____ MATERIAL

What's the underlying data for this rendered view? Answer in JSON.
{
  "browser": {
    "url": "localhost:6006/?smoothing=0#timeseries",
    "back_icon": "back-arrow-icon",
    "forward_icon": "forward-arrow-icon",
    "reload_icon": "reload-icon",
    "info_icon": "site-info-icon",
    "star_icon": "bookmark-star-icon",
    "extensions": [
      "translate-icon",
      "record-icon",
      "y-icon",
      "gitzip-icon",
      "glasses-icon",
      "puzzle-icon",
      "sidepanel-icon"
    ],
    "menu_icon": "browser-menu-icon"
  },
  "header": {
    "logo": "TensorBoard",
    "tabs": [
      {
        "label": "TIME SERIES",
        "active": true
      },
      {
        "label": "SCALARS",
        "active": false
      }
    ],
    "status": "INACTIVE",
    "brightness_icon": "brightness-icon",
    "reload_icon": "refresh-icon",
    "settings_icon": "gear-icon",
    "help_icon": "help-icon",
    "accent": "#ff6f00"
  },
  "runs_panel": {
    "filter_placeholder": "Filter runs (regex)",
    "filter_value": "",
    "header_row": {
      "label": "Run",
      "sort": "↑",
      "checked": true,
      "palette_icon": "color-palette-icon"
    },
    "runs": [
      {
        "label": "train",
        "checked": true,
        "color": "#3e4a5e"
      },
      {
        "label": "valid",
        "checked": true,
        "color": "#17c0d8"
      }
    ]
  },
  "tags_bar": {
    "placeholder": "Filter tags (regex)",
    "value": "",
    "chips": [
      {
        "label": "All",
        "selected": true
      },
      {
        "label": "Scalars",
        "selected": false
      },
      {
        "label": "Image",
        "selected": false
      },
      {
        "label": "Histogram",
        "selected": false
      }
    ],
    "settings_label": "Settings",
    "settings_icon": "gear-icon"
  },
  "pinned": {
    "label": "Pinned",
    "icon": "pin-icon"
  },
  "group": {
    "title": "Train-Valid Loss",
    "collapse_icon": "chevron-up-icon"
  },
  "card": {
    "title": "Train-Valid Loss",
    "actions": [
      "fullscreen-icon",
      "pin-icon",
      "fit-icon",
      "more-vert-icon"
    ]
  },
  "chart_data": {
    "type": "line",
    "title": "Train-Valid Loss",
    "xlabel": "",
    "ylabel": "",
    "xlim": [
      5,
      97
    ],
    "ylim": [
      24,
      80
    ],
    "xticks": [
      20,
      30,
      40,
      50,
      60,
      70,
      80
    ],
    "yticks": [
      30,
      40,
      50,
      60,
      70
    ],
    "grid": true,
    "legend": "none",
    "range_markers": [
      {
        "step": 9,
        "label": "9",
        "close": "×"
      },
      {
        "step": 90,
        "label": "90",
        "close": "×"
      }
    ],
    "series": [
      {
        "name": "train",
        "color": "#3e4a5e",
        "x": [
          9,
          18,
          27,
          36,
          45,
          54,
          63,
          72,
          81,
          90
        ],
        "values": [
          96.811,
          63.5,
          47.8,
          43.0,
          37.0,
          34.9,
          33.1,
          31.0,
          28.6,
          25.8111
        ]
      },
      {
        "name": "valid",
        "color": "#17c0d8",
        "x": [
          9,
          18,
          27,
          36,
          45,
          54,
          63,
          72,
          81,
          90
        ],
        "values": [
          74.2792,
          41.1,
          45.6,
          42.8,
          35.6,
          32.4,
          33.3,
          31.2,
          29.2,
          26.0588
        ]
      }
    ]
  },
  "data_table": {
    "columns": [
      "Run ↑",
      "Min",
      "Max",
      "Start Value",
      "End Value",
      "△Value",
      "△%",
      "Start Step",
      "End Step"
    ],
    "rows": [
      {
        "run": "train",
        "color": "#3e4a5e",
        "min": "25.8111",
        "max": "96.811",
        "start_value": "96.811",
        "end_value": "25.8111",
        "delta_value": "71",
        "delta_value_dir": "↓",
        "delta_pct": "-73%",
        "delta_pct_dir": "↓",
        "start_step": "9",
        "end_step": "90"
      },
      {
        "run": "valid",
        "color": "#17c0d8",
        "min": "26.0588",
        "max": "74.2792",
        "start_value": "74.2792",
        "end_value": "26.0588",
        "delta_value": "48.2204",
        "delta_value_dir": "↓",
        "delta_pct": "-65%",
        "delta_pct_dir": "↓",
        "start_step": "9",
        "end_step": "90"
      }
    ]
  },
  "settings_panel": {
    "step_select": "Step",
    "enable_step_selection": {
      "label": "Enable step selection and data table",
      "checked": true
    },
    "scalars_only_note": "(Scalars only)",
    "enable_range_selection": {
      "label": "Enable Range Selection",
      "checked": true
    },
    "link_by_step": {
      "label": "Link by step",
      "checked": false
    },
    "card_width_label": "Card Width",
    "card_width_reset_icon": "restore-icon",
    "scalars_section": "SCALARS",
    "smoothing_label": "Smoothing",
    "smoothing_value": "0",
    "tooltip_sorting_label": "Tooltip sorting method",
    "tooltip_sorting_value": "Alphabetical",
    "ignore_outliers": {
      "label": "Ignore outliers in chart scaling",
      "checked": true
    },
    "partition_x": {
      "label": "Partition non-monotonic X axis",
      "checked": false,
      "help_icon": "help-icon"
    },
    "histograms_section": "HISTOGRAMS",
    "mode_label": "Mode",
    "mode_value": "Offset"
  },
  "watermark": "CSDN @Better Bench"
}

________
____ MATERIAL

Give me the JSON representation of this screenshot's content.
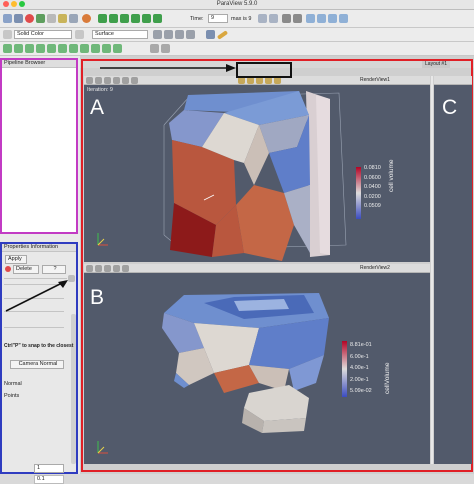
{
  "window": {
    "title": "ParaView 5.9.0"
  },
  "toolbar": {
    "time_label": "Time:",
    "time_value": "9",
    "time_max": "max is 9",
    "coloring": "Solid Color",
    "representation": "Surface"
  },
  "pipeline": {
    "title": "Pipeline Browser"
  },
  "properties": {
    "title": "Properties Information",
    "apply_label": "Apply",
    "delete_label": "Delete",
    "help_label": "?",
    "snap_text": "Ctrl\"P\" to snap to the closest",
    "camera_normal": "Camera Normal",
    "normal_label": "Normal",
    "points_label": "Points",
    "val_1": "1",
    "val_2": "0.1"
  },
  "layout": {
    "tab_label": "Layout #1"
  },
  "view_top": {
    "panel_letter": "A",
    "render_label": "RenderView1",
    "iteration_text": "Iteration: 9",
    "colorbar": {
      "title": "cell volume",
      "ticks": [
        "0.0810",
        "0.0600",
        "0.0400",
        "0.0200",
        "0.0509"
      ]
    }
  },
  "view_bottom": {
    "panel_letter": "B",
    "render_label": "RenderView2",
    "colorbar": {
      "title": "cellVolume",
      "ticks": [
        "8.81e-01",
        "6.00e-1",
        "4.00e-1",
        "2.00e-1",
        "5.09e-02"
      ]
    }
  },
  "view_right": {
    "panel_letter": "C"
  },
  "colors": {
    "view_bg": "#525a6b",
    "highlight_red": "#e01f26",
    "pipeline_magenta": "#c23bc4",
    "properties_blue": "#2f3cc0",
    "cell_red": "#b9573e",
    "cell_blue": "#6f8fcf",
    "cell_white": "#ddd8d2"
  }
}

________

#### [GIVEN PROBLEM]
Review the material and copy each line in which the word "this" appears.

#### [WRITTEN ANSWER]
What's the underlying data for this rendered view? Answer in JSON.
Give me the JSON representation of this screenshot's content.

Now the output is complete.